— start —

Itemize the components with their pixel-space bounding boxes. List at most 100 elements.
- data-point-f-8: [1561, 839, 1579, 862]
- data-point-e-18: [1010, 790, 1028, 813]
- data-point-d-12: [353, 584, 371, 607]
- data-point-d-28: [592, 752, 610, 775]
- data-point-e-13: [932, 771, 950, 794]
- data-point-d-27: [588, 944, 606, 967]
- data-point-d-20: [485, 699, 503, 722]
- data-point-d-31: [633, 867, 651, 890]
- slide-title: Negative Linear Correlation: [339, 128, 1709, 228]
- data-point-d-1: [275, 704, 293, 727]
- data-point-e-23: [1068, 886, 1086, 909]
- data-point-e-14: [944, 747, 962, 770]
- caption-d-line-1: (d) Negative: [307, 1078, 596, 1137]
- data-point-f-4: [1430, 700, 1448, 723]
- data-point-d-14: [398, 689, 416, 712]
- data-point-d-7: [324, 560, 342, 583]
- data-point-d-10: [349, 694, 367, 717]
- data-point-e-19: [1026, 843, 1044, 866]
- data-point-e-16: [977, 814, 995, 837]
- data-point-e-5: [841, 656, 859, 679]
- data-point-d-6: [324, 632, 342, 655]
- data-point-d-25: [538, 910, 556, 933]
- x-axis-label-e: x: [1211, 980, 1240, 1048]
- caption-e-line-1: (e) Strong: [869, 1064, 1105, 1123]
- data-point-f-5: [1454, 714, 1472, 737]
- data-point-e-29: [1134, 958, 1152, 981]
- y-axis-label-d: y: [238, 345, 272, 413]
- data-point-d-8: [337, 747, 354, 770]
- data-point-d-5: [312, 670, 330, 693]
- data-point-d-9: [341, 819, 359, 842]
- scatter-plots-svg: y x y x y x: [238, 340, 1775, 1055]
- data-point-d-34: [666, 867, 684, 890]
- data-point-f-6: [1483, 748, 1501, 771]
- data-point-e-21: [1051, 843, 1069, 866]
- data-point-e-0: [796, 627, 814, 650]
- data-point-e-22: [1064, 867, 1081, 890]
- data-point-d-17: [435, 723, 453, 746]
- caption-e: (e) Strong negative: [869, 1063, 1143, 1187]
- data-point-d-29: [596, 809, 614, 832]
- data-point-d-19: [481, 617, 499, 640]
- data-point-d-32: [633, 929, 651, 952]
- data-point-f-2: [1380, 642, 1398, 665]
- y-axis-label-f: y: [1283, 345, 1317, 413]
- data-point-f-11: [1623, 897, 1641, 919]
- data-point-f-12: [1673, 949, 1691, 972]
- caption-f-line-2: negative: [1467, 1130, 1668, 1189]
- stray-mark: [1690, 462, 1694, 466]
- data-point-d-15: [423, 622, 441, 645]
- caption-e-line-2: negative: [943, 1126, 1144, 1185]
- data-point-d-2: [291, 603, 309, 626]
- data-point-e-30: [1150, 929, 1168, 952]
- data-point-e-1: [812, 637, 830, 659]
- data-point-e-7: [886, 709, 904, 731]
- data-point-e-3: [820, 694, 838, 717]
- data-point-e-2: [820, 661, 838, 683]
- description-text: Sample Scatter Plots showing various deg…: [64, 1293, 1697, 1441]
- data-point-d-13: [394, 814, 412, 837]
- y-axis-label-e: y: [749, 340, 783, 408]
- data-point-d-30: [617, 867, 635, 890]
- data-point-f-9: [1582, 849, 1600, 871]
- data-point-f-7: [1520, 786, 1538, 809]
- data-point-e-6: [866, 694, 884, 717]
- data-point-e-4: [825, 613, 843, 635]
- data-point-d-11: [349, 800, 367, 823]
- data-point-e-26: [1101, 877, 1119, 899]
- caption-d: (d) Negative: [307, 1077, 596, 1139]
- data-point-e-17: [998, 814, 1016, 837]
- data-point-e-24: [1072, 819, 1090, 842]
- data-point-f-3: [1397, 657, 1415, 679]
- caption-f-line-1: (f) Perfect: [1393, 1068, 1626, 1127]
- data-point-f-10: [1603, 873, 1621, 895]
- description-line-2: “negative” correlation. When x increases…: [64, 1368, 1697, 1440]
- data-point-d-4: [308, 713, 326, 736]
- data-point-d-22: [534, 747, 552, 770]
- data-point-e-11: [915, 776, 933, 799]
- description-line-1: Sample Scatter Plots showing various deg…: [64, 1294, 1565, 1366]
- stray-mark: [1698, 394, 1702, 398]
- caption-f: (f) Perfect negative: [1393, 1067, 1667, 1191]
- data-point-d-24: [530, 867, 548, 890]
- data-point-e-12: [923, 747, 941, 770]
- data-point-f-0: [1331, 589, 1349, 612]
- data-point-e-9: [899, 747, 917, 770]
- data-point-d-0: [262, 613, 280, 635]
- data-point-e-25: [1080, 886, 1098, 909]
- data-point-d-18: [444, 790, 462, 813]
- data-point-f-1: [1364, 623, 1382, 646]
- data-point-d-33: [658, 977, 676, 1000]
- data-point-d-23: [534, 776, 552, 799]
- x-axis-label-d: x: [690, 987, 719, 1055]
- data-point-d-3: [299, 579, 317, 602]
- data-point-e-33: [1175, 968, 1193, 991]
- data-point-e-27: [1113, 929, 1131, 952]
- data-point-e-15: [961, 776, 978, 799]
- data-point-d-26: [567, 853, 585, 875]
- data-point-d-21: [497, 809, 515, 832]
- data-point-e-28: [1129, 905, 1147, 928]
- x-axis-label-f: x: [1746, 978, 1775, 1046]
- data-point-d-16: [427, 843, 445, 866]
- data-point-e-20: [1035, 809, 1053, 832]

— end —

**EXERCISE TASK**.
Reproduce all of the lines above word for word, without changing a single character.

**OUTPUT FOR THIS TASK**.
Itemize the components with their pixel-space bounding boxes. List at most 100 elements.
- data-point-f-8: [1561, 839, 1579, 862]
- data-point-e-18: [1010, 790, 1028, 813]
- data-point-d-12: [353, 584, 371, 607]
- data-point-d-28: [592, 752, 610, 775]
- data-point-e-13: [932, 771, 950, 794]
- data-point-d-27: [588, 944, 606, 967]
- data-point-d-20: [485, 699, 503, 722]
- data-point-d-31: [633, 867, 651, 890]
- slide-title: Negative Linear Correlation: [339, 128, 1709, 228]
- data-point-d-1: [275, 704, 293, 727]
- data-point-e-23: [1068, 886, 1086, 909]
- data-point-e-14: [944, 747, 962, 770]
- caption-d-line-1: (d) Negative: [307, 1078, 596, 1137]
- data-point-f-4: [1430, 700, 1448, 723]
- data-point-d-14: [398, 689, 416, 712]
- data-point-d-7: [324, 560, 342, 583]
- data-point-d-10: [349, 694, 367, 717]
- data-point-e-19: [1026, 843, 1044, 866]
- data-point-e-16: [977, 814, 995, 837]
- data-point-e-5: [841, 656, 859, 679]
- data-point-d-6: [324, 632, 342, 655]
- data-point-d-25: [538, 910, 556, 933]
- x-axis-label-e: x: [1211, 980, 1240, 1048]
- caption-e-line-1: (e) Strong: [869, 1064, 1105, 1123]
- data-point-f-5: [1454, 714, 1472, 737]
- data-point-e-29: [1134, 958, 1152, 981]
- y-axis-label-d: y: [238, 345, 272, 413]
- data-point-d-8: [337, 747, 354, 770]
- data-point-d-5: [312, 670, 330, 693]
- data-point-d-9: [341, 819, 359, 842]
- scatter-plots-svg: y x y x y x: [238, 340, 1775, 1055]
- data-point-d-34: [666, 867, 684, 890]
- data-point-f-6: [1483, 748, 1501, 771]
- data-point-e-21: [1051, 843, 1069, 866]
- data-point-e-0: [796, 627, 814, 650]
- data-point-e-22: [1064, 867, 1081, 890]
- data-point-d-17: [435, 723, 453, 746]
- caption-e: (e) Strong negative: [869, 1063, 1143, 1187]
- data-point-d-29: [596, 809, 614, 832]
- data-point-d-19: [481, 617, 499, 640]
- data-point-d-32: [633, 929, 651, 952]
- data-point-f-2: [1380, 642, 1398, 665]
- y-axis-label-f: y: [1283, 345, 1317, 413]
- data-point-f-11: [1623, 897, 1641, 919]
- data-point-f-12: [1673, 949, 1691, 972]
- caption-f-line-2: negative: [1467, 1130, 1668, 1189]
- stray-mark: [1690, 462, 1694, 466]
- data-point-d-15: [423, 622, 441, 645]
- caption-e-line-2: negative: [943, 1126, 1144, 1185]
- data-point-d-2: [291, 603, 309, 626]
- data-point-e-30: [1150, 929, 1168, 952]
- data-point-e-1: [812, 637, 830, 659]
- data-point-e-7: [886, 709, 904, 731]
- data-point-e-3: [820, 694, 838, 717]
- data-point-e-2: [820, 661, 838, 683]
- description-text: Sample Scatter Plots showing various deg…: [64, 1293, 1697, 1441]
- data-point-d-13: [394, 814, 412, 837]
- y-axis-label-e: y: [749, 340, 783, 408]
- data-point-d-30: [617, 867, 635, 890]
- data-point-f-9: [1582, 849, 1600, 871]
- data-point-f-7: [1520, 786, 1538, 809]
- data-point-e-6: [866, 694, 884, 717]
- data-point-e-4: [825, 613, 843, 635]
- data-point-d-11: [349, 800, 367, 823]
- data-point-e-26: [1101, 877, 1119, 899]
- caption-d: (d) Negative: [307, 1077, 596, 1139]
- data-point-e-17: [998, 814, 1016, 837]
- data-point-e-24: [1072, 819, 1090, 842]
- data-point-f-3: [1397, 657, 1415, 679]
- caption-f-line-1: (f) Perfect: [1393, 1068, 1626, 1127]
- data-point-f-10: [1603, 873, 1621, 895]
- description-line-2: “negative” correlation. When x increases…: [64, 1368, 1697, 1440]
- data-point-d-4: [308, 713, 326, 736]
- data-point-d-22: [534, 747, 552, 770]
- data-point-e-11: [915, 776, 933, 799]
- description-line-1: Sample Scatter Plots showing various deg…: [64, 1294, 1565, 1366]
- stray-mark: [1698, 394, 1702, 398]
- caption-f: (f) Perfect negative: [1393, 1067, 1667, 1191]
- data-point-d-24: [530, 867, 548, 890]
- data-point-e-12: [923, 747, 941, 770]
- data-point-f-0: [1331, 589, 1349, 612]
- data-point-e-9: [899, 747, 917, 770]
- data-point-d-0: [262, 613, 280, 635]
- data-point-e-25: [1080, 886, 1098, 909]
- data-point-d-18: [444, 790, 462, 813]
- data-point-f-1: [1364, 623, 1382, 646]
- data-point-d-33: [658, 977, 676, 1000]
- data-point-d-23: [534, 776, 552, 799]
- x-axis-label-d: x: [690, 987, 719, 1055]
- data-point-d-3: [299, 579, 317, 602]
- data-point-e-33: [1175, 968, 1193, 991]
- data-point-e-27: [1113, 929, 1131, 952]
- data-point-e-15: [961, 776, 978, 799]
- data-point-d-26: [567, 853, 585, 875]
- data-point-d-21: [497, 809, 515, 832]
- data-point-e-28: [1129, 905, 1147, 928]
- x-axis-label-f: x: [1746, 978, 1775, 1046]
- data-point-d-16: [427, 843, 445, 866]
- data-point-e-20: [1035, 809, 1053, 832]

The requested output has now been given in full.